[SUPPLIED INFORMATION]

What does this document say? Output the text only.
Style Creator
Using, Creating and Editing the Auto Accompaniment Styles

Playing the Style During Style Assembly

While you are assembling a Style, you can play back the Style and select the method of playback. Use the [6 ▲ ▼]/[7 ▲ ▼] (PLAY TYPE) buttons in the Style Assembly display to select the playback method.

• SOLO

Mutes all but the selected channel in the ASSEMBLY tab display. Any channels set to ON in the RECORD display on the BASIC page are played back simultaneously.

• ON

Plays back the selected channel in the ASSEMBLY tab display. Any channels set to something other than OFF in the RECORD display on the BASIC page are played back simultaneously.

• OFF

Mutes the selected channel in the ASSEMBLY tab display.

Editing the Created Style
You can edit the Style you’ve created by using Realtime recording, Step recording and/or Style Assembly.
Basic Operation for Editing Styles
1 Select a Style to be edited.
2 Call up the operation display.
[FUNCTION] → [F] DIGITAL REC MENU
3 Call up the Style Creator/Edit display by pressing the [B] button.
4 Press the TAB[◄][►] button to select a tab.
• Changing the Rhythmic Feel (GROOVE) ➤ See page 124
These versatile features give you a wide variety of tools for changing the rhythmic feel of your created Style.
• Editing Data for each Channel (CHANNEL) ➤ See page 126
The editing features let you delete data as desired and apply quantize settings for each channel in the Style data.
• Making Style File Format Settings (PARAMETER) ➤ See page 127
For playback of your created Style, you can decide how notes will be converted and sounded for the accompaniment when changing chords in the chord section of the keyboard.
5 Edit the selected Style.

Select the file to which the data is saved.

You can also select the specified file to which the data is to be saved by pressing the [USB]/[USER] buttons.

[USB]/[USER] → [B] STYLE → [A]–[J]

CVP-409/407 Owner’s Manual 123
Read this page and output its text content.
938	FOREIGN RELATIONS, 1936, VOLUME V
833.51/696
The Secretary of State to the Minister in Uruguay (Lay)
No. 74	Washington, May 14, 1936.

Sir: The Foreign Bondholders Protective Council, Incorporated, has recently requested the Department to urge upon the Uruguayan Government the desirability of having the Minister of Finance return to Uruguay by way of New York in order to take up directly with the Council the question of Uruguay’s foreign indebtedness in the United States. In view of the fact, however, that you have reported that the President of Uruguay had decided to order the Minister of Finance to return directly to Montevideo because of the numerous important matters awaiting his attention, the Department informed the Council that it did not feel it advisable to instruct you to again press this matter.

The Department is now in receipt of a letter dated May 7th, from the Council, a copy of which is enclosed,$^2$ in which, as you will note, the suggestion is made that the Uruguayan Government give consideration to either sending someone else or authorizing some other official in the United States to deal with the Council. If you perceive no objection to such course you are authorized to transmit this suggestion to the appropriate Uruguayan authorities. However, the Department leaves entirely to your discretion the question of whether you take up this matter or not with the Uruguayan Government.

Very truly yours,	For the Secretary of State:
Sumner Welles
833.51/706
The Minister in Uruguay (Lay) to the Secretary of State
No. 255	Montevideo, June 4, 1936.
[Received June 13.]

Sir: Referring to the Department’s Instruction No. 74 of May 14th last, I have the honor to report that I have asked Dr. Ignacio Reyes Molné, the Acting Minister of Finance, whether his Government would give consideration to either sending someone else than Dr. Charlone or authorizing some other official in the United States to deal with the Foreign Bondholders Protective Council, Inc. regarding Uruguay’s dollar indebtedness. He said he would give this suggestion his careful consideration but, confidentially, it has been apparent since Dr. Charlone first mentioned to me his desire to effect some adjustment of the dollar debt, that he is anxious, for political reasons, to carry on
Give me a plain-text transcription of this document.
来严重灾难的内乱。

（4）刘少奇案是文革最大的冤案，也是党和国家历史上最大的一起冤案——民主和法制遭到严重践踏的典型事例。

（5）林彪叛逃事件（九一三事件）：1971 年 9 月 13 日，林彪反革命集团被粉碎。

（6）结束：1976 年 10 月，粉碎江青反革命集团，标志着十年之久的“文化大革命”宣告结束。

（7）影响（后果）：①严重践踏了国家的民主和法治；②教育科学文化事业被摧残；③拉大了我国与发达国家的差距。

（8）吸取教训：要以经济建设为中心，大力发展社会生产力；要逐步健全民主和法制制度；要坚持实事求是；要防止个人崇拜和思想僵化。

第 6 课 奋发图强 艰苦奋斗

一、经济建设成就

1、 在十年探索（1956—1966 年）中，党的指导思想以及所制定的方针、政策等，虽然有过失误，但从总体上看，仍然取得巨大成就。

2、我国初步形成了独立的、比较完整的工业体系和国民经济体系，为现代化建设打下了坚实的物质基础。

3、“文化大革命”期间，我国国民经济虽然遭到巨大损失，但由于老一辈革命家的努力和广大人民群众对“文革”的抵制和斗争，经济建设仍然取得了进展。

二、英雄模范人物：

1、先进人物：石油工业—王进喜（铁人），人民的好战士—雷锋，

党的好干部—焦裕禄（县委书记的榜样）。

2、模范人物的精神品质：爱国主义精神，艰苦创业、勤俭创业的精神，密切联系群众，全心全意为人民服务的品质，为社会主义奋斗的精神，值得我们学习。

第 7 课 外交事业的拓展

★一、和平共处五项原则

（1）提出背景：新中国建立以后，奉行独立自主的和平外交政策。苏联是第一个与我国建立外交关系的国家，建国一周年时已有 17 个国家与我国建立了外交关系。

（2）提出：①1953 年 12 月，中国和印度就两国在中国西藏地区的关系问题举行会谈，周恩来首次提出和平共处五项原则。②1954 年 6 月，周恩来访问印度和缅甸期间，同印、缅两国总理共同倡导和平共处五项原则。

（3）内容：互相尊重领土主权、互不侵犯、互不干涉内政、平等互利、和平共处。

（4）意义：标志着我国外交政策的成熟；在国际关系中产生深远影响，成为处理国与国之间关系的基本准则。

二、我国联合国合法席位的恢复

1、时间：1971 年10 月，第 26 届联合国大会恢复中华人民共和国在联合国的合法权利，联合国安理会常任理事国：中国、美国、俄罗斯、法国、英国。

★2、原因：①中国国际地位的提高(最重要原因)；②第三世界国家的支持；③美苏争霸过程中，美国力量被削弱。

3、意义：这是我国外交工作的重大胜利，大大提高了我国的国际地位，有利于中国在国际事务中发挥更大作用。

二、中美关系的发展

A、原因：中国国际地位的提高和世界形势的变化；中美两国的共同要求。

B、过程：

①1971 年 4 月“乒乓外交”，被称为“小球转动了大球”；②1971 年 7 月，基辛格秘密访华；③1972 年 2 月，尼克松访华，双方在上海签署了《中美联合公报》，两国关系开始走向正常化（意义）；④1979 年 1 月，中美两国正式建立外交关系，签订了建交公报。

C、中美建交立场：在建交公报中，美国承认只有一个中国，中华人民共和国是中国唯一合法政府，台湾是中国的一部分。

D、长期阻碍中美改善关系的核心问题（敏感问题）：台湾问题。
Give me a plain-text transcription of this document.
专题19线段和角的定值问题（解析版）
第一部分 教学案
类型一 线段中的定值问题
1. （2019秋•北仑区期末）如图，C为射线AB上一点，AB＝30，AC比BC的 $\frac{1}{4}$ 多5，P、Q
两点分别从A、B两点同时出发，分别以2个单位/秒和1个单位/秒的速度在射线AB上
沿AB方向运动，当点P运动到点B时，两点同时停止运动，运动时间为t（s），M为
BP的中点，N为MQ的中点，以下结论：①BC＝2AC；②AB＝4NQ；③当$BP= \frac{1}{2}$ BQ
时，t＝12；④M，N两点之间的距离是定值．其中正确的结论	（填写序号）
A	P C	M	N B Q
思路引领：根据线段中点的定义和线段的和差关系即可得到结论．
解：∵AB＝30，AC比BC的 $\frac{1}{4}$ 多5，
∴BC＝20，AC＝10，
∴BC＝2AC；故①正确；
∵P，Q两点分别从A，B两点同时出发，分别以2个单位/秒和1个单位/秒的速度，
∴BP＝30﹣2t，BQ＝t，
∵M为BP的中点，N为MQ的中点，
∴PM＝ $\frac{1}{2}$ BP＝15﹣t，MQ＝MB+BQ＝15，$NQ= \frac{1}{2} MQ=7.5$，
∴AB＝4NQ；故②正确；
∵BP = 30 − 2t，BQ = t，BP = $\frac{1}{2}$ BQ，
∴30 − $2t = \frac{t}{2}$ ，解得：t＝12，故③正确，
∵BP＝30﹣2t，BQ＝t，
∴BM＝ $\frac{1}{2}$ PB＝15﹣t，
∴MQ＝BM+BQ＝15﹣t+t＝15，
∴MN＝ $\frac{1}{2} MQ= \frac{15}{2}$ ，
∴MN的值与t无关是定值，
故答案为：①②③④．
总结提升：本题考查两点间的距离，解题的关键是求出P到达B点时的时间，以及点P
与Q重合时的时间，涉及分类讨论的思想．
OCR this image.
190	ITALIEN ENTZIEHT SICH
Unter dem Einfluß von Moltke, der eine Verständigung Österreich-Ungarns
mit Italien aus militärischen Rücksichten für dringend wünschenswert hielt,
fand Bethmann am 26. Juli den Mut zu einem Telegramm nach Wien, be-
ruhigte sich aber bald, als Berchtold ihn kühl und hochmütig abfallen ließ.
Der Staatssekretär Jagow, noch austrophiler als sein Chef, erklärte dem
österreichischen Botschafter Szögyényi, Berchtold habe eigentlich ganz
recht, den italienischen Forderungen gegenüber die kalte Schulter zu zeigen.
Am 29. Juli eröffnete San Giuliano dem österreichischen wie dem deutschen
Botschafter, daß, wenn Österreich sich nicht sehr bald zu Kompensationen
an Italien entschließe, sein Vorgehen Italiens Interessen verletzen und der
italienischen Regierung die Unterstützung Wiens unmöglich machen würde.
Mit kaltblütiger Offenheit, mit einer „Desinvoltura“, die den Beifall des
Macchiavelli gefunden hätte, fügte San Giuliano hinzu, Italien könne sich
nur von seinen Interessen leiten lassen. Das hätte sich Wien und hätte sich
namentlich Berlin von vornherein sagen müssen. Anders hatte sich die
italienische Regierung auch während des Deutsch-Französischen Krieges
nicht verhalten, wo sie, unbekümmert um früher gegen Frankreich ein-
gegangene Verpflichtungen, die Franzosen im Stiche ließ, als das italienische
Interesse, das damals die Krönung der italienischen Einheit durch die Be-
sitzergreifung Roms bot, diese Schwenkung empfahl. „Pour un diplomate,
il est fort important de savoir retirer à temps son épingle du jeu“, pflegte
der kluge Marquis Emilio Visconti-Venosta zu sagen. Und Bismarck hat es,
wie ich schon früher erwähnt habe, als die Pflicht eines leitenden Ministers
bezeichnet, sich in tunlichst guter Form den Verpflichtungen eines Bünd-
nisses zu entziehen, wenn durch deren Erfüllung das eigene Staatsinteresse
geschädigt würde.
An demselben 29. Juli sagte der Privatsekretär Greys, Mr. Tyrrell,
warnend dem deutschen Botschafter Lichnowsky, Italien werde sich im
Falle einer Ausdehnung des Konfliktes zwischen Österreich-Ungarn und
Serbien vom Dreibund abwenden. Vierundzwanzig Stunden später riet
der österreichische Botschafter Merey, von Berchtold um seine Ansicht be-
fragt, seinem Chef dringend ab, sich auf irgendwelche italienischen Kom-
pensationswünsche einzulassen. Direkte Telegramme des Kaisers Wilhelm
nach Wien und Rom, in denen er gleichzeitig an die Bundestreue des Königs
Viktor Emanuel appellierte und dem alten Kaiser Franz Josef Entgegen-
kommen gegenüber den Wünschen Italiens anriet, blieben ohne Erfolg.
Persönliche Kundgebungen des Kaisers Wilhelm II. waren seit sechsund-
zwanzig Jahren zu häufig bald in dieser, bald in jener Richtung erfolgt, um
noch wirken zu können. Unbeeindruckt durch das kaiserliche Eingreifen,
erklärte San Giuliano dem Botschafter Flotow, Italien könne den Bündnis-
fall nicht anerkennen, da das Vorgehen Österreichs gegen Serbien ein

[TASK OBJECTIVE] Pick out each line in the material containing "Berchtold".

[EXERCISE RESPONSE]
ruhigte sich aber bald, als Berchtold ihn kühl und hochmütig abfallen ließ.
österreichischen Botschafter Szögyényi, Berchtold habe eigentlich ganz
der österreichische Botschafter Merey, von Berchtold um seine Ansicht be-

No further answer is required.